Goal of the exercise:
Look for the word "structured" in the entries below, then copy every line that has it.

Recorded information:
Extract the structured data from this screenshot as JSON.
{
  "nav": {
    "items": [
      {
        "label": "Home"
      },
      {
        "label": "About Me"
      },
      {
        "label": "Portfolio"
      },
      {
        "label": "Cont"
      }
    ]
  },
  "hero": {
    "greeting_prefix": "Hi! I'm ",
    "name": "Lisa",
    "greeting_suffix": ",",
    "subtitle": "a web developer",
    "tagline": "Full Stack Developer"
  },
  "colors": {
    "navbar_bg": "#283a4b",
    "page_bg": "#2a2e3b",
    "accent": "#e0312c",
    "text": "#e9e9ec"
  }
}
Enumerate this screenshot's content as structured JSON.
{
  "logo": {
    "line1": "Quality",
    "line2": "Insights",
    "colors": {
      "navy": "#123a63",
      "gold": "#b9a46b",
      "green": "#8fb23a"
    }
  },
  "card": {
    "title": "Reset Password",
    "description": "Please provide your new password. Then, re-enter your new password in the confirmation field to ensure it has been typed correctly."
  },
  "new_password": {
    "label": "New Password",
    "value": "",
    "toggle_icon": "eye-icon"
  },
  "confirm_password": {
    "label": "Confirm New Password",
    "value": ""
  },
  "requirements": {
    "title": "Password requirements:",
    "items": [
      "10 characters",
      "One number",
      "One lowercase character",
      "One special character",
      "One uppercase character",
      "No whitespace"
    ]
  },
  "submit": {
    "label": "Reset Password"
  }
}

Finished exercise:
Extract the structured data from this screenshot as JSON.
Enumerate this screenshot's content as structured JSON.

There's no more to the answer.